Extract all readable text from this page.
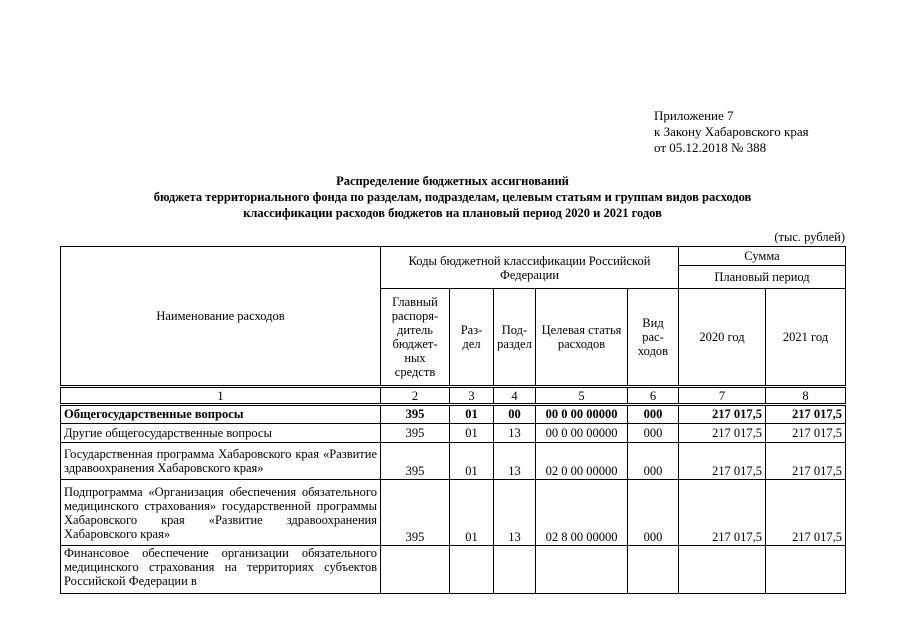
Приложение 7
к Закону Хабаровского края
от 05.12.2018 № 388
Распределение бюджетных ассигнований
бюджета территориального фонда по разделам, подразделам, целевым статьям и группам видов расходов
классификации расходов бюджетов на плановый период 2020 и 2021 годов
(тыс. рублей)
Наименование расходов	Коды бюджетной классификации Российской Федерации					Сумма	
						Плановый период	
	Главный распоря-дитель бюджет-ных средств	Раз-дел	Под-раздел	Целевая статья расходов	Вид рас-ходов	2020 год	2021 год
1	2	3	4	5	6	7	8
Общегосударственные вопросы	395	01	00	00 0 00 00000	000	217 017,5	217 017,5
Другие общегосударственные вопросы	395	01	13	00 0 00 00000	000	217 017,5	217 017,5
Государственная программа Хабаровского края «Развитие здравоохранения Хабаровского края»	395	01	13	02 0 00 00000	000	217 017,5	217 017,5
Подпрограмма «Организация обеспечения обязательного медицинского страхования» государственной программы Хабаровского края «Развитие здравоохранения Хабаровского края»	395	01	13	02 8 00 00000	000	217 017,5	217 017,5
Финансовое обеспечение организации обязательного медицинского страхования на территориях субъектов Российской Федерации в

**Directive**
Without the pictures, return all the records precisely as they stand.

**Expected answer**
Extract all readable text from this page.
Приложение 7
к Закону Хабаровского края
от 05.12.2018 № 388
Распределение бюджетных ассигнований
бюджета территориального фонда по разделам, подразделам, целевым статьям и группам видов расходов
классификации расходов бюджетов на плановый период 2020 и 2021 годов
(тыс. рублей)
Наименование расходов	Коды бюджетной классификации Российской Федерации					Сумма	
						Плановый период	
	Главный распоря-дитель бюджет-ных средств	Раз-дел	Под-раздел	Целевая статья расходов	Вид рас-ходов	2020 год	2021 год
1	2	3	4	5	6	7	8
Общегосударственные вопросы	395	01	00	00 0 00 00000	000	217 017,5	217 017,5
Другие общегосударственные вопросы	395	01	13	00 0 00 00000	000	217 017,5	217 017,5
Государственная программа Хабаровского края «Развитие здравоохранения Хабаровского края»	395	01	13	02 0 00 00000	000	217 017,5	217 017,5
Подпрограмма «Организация обеспечения обязательного медицинского страхования» государственной программы Хабаровского края «Развитие здравоохранения Хабаровского края»	395	01	13	02 8 00 00000	000	217 017,5	217 017,5
Финансовое обеспечение организации обязательного медицинского страхования на территориях субъектов Российской Федерации в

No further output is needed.